**Document**.
++++++
We have seeded a wide range of dates (2000-2013) in our dimension table, but we can never seed every possible date that might come in, even if we were to seed ever date from January 1, 1 AD to December 31, 9999.  What would we then do with a transaction date of February 29, 2011?  Or March 99, 2012?  Some of these dates come in on ANSI X12 transactions which generally mandate a YYYYMMDD format for dates; but what do we do when such a transaction comes in with a date of “ABCDEFGH”?  We cannot reject the entire transaction out of hand due to an error in one field, and yet, if someone wants to know what was in that particular field of that particular transaction, we should show them so they can go and complain to whoever is producing such invalid dates.

Our solution is to treat date like any other data-driven dimension: if a date comes in that is not yet in the dimension table, add it.

We are currently doing this in our initial entry stage: we scan the data source and select all distinct date values.  In SSIS, we then perform a lookup of the date value in the date dimension table, directing all unmatched values to a destination which is the date dimension table.  This will ensure that whatever date appears in the subsequent fact data flow will already be populated in the dimension table.  We retain the fallback of assigning –1 to any date value in the fact flow that is not found in the dimension, but this should never happen, and we can audit for any –1 date keys to let us know that something in our data warehouse has gone wrong.

One of my concerns with this approach was performance.  How long does it take to scan the hundreds of millions of rows in the data source to pick out the distinct values?  I thought it might be an hour or more, but figured if it came back in 10 or 15 minutes we could work with it.  This was our first iteration, so we would be modeling our processes for other data-driven dimensions off this one, so we would expect to be doing this unique scan for every dimension.  I kicked off the query (a SELECT DISTINCT … UNION SELECT DISTINCT …), to run it in the background to see, and it came back in 28 seconds!  I ran it again to make sure, and it came back in even less the second time. I was amazed that our source database could scan over 260 million rows in under 30 seconds.  Without indexes on those columns, by the way, so it had to have been doing a full table scan.  (I do not have explain plan permissions in our source systems to confirm.)
++++++
**Data for this exercise**.

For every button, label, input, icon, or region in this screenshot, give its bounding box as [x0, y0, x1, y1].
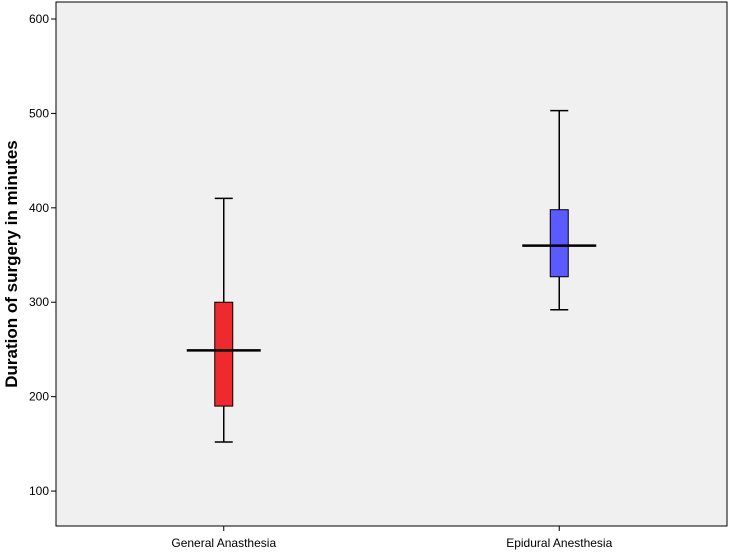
- y-tick-label: 300: [29, 295, 49, 309]
- box-epidural-anesthesia: [522, 109, 597, 311]
- iqr-box: [549, 209, 569, 278]
- y-tick-label: 500: [29, 106, 49, 120]
- y-axis-label: Duration of surgery in minutes: [2, 140, 21, 387]
- y-tick-label: 200: [29, 390, 49, 404]
- boxes: [186, 109, 597, 443]
- y-tick-label: 400: [29, 201, 49, 215]
- x-category-label: General Anasthesia: [171, 536, 276, 550]
- plot-area: [55, 1, 728, 527]
- y-axis: 100 200 300 400 500 600: [29, 12, 56, 498]
- x-category-label: Epidural Anesthesia: [506, 536, 612, 550]
- y-tick-label: 100: [29, 484, 49, 498]
- x-axis: General Anasthesia Epidural Anesthesia: [171, 526, 613, 550]
- box-general-anasthesia: [186, 197, 261, 443]
- iqr-box: [214, 301, 234, 407]
- y-tick-label: 600: [29, 12, 49, 26]
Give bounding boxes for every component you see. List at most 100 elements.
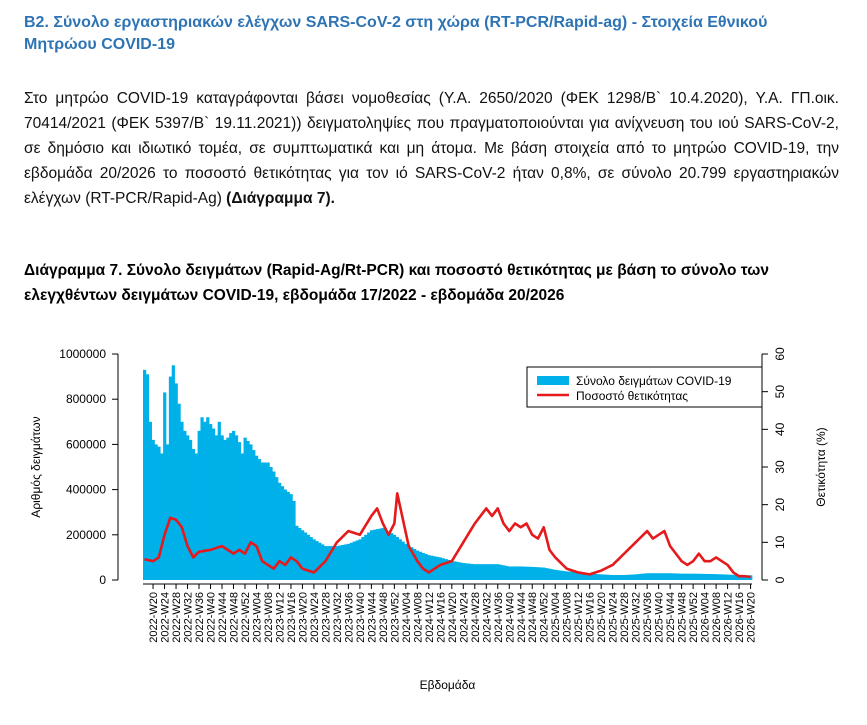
sample-bar [637, 574, 641, 580]
left-tick-label: 200000 [66, 528, 106, 542]
sample-bar [275, 477, 279, 580]
sample-bar [680, 573, 684, 580]
sample-bar [157, 446, 161, 580]
sample-bar [266, 462, 270, 580]
sample-bar [392, 534, 397, 580]
figure-caption: Διάγραμμα 7. Σύνολο δειγμάτων (Rapid-Ag/… [24, 262, 769, 304]
sample-bar [461, 563, 466, 580]
x-ticks: 2022-W20 2022-W24 2022-W28 2022-W32 2022-W36… [148, 584, 758, 643]
x-tick-label: 2025-W28 [619, 592, 631, 643]
sample-bar [349, 542, 354, 580]
x-tick-label: 2022-W28 [171, 592, 183, 643]
sample-bar [487, 564, 491, 580]
x-tick-label: 2023-W08 [263, 592, 275, 643]
sample-bar [685, 573, 690, 580]
sample-bar [191, 448, 196, 580]
sample-bar [594, 574, 598, 580]
sample-bar [249, 444, 253, 580]
sample-bar [312, 539, 316, 580]
sample-bar [168, 376, 173, 580]
sample-bar [513, 566, 517, 580]
sample-bar [151, 439, 155, 580]
sample-bar [177, 403, 181, 580]
x-tick-label: 2026-W04 [700, 592, 712, 643]
legend-label-positivity: Ποσοστό θετικότητας [576, 389, 688, 403]
sample-bar [229, 433, 233, 580]
x-tick-label: 2024-W48 [527, 592, 539, 643]
sample-bar [255, 455, 259, 580]
sample-bar [467, 563, 471, 580]
legend-swatch-samples [537, 376, 569, 385]
sample-bar [160, 453, 164, 580]
sample-bar [740, 575, 744, 580]
x-tick-label: 2023-W52 [389, 592, 401, 643]
sample-bar [364, 534, 368, 580]
x-tick-label: 2022-W20 [148, 592, 160, 643]
right-tick-label: 0 [773, 576, 787, 583]
sample-bar [502, 565, 506, 580]
right-y-ticks: 0 10 20 30 40 50 60 [762, 347, 787, 583]
x-tick-label: 2025-W40 [654, 592, 666, 643]
sample-bar [298, 528, 302, 580]
sample-bar [214, 435, 219, 580]
sample-bar [413, 548, 417, 580]
sample-bar [387, 531, 391, 580]
sample-bar [568, 571, 572, 580]
x-tick-label: 2024-W36 [493, 592, 505, 643]
x-tick-label: 2024-W16 [435, 592, 447, 643]
sample-bar [720, 574, 724, 580]
sample-bar [605, 574, 609, 580]
sample-bar [421, 552, 425, 580]
sample-bar [697, 573, 701, 580]
sample-bar [447, 559, 451, 580]
sample-bar [378, 528, 382, 580]
right-tick-label: 10 [773, 535, 787, 549]
sample-bar [559, 570, 563, 580]
x-tick-label: 2023-W20 [297, 592, 309, 643]
sample-bar [358, 539, 362, 580]
sample-bar [726, 574, 730, 580]
sample-bar [329, 546, 333, 580]
sample-bar [694, 573, 698, 580]
sample-bar [278, 482, 282, 580]
sample-bar [381, 528, 385, 580]
sample-bar [344, 544, 348, 580]
sample-bar [384, 529, 388, 580]
sample-bar [530, 566, 535, 580]
x-tick-label: 2022-W40 [206, 592, 218, 643]
sample-bar [734, 574, 738, 580]
sample-bar [536, 567, 540, 580]
sample-bar [510, 566, 514, 580]
x-tick-label: 2023-W16 [286, 592, 298, 643]
x-tick-label: 2026-W08 [711, 592, 723, 643]
sample-bar [283, 489, 287, 580]
legend: Σύνολο δειγμάτων COVID-19 Ποσοστό θετικό… [526, 366, 763, 408]
sample-bar [651, 573, 655, 580]
sample-bar [188, 439, 193, 580]
sample-bar [476, 564, 480, 580]
x-tick-label: 2025-W44 [665, 592, 677, 643]
sample-bar [522, 566, 526, 580]
sample-bar [260, 462, 264, 580]
sample-bar [714, 574, 718, 580]
sample-bar [295, 525, 299, 580]
right-axis-label: Θετικότητα (%) [814, 427, 828, 506]
sample-bar [372, 529, 377, 580]
sample-bar [622, 575, 626, 580]
x-tick-label: 2025-W08 [562, 592, 574, 643]
sample-bar [458, 562, 463, 580]
sample-bar [361, 537, 365, 580]
x-tick-label: 2025-W12 [573, 592, 585, 643]
sample-bar [625, 574, 629, 580]
sample-bar [602, 574, 606, 580]
section-heading: B2. Σύνολο εργαστηριακών ελέγχων SARS-Co… [24, 14, 768, 53]
x-tick-label: 2024-W12 [424, 592, 436, 643]
sample-bar [286, 491, 290, 580]
sample-bar [375, 529, 379, 580]
sample-bar [688, 573, 693, 580]
x-tick-label: 2022-W36 [194, 592, 206, 643]
sample-bar [582, 572, 586, 580]
sample-bar [479, 564, 483, 580]
x-tick-label: 2024-W04 [401, 592, 413, 643]
sample-bar [143, 369, 147, 580]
++++++
**Written problem 1**. Recast the lines of the listing as a JSON list of strings, one string per line, starting at the line with "- y-tick-label: 300: [29, 295, 49, 309]" and ending with the line with "- y-tick-label: 200: [29, 390, 49, 404]", both included.
**Written problem 2**. Continue the text about adding unseen dates to the date dimension table.
The listing has nothing to do with the text about loading a data warehouse date dimension.

**Expected output 1**.
[
  "- y-tick-label: 300: [29, 295, 49, 309]",
  "- box-epidural-anesthesia: [522, 109, 597, 311]",
  "- iqr-box: [549, 209, 569, 278]",
  "- y-tick-label: 500: [29, 106, 49, 120]",
  "- y-axis-label: Duration of surgery in minutes: [2, 140, 21, 387]",
  "- y-tick-label: 200: [29, 390, 49, 404]"
]

**Expected output 2**.
With performance like this, we are easily able to perform the necessary SELECT DISTINCT scans to populate our dimensions prior to pulling in the facts.  I had assumed that this approach would have been been prohibitively slow, but as I explained in a previous blog post, “Write What You Mean First”, rather than assume, test.

Thursday, July 5, 2012

Long and Thin: Iteration 1

Josh and I completed our first iteration of our data warehouse today!  We started Tuesday, took Wednesday off for the Independence Day holiday, and then completed it this afternoon.  All told, we probably only put four or so hours of pair programming into it, for a total of eight man-hours.  And we have a working data warehouse!

Granted, it only has one measure (two if you count the bonus “count” measure SSAS throws in for free) and two dimensions (one if you think it’s double counting to use the same dimension in two different roles), but it does contain over a quarter of a billion fact rows, and loads in under two hours.  If this were our final product, we could get the load down to a few minutes (straight from source to SSAS), but we knew this isn’t our final product, so we built some additional steps into our data warehouse to accommodate our future plans for expansion.

It is not uncommon for data warehouses to land and stage their data in multiple steps along the way to a unified dimensional model (UDM).  Indeed, I expect that it is very rare for any data warehouse of even medium complexity to not employ at least one intermediate stage on the way to the UDM.  In our case we are not only data warehousing, but also facilitating enterprise application integration (EAI) throughout our parent organization.  We therefore stage our data in an operational data store (ODS) that will serve as the hub for our EAI processes.  The ODS will be a cleansed and enhanced normalized relational representation of the data using conformed dimensions for many of its foreign keys.  The use of the conformed dimensions will be key to standardizing across both operational applications that consume the ODS and the enterprise reporting.  We therefore built our first data warehouse iteration with four staging steps associated with four staging steps we know we will have in our final data warehouse:

  1. An initial staging area for assembly of conformed dimensions prior to loading the ODS.
  2. The operational data store.
  3. A staging area for data being assembled between the ODS and UDM.
  4. A relational database containing the unified dimensional model, which will be consumed directly, without modification, by SSAS.

This means we copied and stored our entire data set (260-odd million rows) four times on its way to the MOLAP cube.  Writing to these databases was by far the bulk of the time.  We could copy the data between stages in less than half an hour each.  In this our first iteration, the data in each stage was identical, so the only real processing was done in the first stage, which created the conformed dimension tables and performed the foreign key lookups for the facts.  Still, the time difference between that first stage and the others was negligible.

Amazingly enough, once the data was in our UDM database, SSAS was able to read the full database and process it into a MOLAP cube in around six minutes!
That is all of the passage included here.